%%

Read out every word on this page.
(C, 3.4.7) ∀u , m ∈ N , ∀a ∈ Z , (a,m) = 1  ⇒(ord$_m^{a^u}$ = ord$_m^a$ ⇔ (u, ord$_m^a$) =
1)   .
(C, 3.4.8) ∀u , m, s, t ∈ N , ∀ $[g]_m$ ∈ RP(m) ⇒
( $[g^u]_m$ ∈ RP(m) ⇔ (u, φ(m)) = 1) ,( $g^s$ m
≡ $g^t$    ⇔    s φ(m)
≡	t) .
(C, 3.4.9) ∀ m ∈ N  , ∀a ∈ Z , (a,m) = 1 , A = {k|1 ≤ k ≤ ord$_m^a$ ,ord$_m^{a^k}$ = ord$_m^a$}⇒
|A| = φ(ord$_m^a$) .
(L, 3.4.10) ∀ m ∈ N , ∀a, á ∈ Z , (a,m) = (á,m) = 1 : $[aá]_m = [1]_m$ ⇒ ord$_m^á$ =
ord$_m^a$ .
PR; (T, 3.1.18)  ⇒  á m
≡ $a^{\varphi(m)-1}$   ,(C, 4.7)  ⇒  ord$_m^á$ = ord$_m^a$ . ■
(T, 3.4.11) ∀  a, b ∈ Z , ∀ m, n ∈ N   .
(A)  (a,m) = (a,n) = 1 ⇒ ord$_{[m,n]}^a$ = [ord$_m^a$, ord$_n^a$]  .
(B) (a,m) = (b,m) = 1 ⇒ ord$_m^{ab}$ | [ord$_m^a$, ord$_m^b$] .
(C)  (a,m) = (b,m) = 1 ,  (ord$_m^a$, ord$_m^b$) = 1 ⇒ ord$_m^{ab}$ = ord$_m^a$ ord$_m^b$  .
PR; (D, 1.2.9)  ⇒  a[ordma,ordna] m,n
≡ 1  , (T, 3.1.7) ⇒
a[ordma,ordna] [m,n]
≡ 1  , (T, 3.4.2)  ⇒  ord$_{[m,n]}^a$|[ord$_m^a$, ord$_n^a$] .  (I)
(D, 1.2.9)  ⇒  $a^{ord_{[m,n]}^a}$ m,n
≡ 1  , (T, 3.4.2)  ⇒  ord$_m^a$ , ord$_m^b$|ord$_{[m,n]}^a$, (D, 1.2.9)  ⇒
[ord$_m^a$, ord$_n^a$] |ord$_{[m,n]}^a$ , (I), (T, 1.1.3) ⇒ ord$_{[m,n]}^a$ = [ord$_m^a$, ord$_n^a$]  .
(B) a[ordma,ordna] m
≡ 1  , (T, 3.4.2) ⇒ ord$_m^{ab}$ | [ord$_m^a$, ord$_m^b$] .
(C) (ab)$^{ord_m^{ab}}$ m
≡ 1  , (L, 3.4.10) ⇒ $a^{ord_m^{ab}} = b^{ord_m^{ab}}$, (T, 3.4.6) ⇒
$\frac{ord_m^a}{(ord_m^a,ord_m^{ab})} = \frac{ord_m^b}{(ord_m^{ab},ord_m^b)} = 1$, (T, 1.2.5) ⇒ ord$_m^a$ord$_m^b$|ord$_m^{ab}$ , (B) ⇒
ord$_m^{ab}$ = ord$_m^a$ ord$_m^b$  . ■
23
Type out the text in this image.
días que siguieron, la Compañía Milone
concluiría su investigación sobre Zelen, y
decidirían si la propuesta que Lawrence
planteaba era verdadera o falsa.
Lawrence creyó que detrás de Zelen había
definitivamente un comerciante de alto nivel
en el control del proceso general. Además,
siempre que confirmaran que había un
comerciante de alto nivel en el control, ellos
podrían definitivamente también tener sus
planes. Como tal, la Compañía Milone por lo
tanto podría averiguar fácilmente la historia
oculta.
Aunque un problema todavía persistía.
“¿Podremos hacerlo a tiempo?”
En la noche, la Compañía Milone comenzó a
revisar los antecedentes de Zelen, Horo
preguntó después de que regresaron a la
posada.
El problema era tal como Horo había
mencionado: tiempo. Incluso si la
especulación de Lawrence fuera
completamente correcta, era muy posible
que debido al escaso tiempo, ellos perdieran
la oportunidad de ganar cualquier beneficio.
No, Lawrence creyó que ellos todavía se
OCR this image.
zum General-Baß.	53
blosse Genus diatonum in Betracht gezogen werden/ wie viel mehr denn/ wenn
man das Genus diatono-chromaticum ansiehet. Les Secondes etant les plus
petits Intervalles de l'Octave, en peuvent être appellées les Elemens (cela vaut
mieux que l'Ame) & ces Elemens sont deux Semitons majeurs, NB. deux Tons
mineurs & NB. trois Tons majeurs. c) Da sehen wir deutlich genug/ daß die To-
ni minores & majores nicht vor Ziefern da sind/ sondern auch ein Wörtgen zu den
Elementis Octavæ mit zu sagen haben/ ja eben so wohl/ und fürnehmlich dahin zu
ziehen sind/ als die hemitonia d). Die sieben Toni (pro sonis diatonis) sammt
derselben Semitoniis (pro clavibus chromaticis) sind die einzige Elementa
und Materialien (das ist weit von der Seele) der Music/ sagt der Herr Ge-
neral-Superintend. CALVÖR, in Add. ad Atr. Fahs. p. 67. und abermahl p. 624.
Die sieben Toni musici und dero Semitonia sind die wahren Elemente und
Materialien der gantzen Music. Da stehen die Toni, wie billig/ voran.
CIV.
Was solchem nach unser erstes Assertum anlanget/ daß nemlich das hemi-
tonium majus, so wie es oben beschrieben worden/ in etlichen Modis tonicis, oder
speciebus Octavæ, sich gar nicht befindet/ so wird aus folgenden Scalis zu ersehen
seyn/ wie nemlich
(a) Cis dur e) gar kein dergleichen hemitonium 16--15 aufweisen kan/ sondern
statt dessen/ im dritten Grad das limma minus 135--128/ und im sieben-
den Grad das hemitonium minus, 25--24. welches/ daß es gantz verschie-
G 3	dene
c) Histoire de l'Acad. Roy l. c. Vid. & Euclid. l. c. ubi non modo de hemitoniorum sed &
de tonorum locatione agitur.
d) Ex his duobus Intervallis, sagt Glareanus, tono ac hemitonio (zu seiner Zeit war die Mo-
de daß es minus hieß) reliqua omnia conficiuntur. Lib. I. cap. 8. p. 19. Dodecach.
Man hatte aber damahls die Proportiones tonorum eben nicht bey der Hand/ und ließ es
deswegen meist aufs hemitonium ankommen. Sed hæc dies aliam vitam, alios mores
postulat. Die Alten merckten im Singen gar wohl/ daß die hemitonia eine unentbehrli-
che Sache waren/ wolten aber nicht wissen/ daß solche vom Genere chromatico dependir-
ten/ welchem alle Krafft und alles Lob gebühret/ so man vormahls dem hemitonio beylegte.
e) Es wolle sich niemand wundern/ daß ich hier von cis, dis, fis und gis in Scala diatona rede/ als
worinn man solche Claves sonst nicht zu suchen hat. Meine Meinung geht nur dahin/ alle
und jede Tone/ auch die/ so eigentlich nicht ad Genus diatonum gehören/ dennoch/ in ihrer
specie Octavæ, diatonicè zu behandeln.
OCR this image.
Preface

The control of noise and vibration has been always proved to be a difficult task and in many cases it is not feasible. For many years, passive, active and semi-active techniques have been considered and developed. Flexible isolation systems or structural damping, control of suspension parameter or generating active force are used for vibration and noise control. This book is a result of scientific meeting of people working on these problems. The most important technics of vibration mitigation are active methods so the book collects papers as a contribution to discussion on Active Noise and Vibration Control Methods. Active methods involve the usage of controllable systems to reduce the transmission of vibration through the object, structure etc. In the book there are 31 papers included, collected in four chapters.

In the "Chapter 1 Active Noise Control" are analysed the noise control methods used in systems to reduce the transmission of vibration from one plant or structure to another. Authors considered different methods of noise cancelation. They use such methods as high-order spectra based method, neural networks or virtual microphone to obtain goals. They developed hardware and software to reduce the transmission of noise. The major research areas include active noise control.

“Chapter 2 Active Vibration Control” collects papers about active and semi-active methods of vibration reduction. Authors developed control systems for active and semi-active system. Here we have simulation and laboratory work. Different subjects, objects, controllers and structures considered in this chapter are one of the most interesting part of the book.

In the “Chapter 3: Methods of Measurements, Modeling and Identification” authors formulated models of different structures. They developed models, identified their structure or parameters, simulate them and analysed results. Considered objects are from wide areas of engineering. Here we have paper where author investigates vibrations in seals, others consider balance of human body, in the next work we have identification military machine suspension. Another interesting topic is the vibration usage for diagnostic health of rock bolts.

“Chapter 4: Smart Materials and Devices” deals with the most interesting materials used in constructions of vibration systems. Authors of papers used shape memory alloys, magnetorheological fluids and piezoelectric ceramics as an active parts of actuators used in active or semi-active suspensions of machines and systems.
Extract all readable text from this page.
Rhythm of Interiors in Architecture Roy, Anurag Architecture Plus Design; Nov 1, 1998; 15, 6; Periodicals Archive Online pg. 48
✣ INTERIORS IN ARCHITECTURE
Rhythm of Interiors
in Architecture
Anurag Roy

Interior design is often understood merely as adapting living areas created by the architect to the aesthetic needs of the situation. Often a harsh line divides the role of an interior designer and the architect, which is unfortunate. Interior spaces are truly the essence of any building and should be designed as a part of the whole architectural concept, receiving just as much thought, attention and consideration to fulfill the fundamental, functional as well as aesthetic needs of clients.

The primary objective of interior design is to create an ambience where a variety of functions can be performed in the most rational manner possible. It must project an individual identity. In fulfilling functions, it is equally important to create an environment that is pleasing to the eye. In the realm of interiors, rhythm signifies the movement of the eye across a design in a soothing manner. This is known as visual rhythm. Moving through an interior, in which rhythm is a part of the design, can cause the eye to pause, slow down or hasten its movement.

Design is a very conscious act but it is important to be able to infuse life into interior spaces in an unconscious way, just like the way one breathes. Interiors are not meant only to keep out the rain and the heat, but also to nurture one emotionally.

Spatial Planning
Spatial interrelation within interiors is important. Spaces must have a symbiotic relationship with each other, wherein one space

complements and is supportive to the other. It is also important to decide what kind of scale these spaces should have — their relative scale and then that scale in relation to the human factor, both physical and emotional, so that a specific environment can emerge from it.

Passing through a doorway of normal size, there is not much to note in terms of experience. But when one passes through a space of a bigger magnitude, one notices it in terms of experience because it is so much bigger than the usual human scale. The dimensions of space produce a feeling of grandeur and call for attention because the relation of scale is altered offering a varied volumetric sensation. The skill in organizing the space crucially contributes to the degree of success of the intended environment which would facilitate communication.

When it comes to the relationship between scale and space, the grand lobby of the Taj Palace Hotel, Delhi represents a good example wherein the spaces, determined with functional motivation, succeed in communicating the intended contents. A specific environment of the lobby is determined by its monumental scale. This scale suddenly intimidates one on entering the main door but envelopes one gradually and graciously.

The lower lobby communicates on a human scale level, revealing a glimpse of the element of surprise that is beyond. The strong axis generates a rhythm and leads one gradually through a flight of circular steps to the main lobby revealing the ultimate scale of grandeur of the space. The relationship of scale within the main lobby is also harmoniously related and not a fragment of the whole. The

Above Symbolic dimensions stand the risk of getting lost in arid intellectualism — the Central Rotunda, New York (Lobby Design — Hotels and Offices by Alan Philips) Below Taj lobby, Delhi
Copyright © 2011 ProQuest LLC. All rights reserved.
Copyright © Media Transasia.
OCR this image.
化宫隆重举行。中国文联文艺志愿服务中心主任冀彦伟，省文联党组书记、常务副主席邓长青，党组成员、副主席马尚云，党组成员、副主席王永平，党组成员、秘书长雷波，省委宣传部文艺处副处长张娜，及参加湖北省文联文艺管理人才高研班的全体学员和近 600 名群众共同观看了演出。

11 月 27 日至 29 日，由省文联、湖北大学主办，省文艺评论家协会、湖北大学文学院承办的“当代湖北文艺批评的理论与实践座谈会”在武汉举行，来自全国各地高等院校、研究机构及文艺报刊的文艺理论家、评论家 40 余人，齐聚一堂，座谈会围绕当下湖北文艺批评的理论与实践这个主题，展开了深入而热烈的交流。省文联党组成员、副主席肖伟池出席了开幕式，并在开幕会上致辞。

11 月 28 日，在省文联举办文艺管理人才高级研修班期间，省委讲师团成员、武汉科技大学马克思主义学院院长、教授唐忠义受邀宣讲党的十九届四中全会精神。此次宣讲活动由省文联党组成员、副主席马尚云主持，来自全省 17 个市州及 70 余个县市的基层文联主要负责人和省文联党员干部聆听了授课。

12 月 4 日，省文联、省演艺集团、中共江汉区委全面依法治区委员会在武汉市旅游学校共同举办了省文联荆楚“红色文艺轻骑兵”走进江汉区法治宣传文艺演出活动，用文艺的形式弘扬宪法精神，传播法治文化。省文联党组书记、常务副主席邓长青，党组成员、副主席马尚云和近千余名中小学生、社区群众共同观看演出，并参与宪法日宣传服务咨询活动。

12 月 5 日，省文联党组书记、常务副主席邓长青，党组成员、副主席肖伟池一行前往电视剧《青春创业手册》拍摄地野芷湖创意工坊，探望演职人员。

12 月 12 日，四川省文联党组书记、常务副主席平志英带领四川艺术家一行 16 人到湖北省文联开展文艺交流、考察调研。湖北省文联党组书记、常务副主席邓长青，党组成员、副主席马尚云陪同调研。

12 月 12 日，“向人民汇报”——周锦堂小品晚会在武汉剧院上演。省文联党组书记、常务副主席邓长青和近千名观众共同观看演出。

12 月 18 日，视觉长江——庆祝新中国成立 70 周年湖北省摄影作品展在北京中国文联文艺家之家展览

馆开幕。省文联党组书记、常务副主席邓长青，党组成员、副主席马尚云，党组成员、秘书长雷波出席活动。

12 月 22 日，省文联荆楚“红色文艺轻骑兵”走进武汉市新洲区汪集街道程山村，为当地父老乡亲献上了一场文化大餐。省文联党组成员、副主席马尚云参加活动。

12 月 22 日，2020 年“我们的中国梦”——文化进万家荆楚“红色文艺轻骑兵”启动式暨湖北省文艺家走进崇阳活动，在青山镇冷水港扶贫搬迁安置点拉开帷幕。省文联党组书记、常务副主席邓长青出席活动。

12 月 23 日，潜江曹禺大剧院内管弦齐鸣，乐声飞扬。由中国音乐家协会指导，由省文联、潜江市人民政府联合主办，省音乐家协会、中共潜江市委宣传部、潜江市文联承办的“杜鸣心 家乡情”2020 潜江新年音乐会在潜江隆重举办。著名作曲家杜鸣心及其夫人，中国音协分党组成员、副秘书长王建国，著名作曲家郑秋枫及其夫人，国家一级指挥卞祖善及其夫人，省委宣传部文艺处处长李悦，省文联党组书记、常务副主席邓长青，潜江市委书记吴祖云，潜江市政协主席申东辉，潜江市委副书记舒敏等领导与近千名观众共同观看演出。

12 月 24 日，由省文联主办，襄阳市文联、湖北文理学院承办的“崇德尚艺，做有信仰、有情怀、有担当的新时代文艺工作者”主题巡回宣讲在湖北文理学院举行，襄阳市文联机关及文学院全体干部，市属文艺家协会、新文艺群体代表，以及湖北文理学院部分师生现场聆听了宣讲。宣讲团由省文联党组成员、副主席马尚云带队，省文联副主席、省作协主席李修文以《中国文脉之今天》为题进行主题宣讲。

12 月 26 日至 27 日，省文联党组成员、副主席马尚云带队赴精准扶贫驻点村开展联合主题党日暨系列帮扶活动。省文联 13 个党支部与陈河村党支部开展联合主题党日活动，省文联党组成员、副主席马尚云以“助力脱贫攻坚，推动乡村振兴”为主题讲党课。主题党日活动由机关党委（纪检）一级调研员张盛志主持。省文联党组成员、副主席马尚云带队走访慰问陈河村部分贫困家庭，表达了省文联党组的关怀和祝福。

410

%%

Goal:
How many of the lines above include the string "majeurs"? Answer with the number only.

Exercise result:
2